WRITTEN REQUEST: Go through the entries and say how many lines contain the string "name". The number is the whole answer.

Items listed in a dataset:
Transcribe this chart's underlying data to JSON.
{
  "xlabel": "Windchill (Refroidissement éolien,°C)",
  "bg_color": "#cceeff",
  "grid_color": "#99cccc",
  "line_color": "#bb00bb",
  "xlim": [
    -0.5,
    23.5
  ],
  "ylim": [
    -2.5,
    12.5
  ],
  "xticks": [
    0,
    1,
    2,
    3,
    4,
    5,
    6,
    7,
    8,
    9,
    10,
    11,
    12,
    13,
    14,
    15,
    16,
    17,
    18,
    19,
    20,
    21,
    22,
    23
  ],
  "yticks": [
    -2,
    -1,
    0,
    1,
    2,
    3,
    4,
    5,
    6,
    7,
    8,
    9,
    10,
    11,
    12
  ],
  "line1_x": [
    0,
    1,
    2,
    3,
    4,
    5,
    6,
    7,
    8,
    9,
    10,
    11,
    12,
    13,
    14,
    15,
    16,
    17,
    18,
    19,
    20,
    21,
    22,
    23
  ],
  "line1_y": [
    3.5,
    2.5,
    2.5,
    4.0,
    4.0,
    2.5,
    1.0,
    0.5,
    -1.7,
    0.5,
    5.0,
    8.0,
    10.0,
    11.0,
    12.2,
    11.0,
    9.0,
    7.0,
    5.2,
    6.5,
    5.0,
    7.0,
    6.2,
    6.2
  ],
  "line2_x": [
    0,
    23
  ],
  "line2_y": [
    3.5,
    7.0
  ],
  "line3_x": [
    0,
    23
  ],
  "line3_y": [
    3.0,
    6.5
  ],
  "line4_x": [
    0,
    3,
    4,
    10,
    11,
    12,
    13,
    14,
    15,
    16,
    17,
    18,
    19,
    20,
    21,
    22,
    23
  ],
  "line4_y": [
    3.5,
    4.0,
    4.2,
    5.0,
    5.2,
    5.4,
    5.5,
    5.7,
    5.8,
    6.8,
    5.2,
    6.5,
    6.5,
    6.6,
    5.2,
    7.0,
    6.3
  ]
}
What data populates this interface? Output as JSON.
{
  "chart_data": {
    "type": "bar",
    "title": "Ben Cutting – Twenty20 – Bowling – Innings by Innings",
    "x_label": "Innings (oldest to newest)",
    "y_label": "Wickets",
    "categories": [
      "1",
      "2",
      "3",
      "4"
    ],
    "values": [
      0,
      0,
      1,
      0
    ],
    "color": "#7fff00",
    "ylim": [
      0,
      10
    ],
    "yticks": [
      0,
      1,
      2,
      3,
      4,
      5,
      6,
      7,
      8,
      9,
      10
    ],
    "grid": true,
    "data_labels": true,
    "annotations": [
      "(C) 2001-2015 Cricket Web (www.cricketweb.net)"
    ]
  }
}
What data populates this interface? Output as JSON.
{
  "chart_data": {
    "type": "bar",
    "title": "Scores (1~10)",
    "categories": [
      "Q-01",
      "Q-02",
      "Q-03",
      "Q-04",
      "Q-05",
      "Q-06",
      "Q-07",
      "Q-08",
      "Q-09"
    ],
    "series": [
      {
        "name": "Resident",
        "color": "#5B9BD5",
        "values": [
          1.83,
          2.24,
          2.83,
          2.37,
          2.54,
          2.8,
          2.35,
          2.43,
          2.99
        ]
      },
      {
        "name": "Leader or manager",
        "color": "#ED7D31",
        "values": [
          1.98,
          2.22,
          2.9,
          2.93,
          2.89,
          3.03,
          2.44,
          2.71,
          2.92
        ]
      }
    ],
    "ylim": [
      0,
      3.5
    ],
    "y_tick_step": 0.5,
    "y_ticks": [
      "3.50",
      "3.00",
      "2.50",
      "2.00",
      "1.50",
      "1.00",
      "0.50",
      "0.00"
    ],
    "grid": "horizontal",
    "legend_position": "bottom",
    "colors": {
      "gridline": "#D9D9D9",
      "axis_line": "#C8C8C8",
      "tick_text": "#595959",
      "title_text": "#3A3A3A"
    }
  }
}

RESPONSE FOR THIS EXERCISE: 2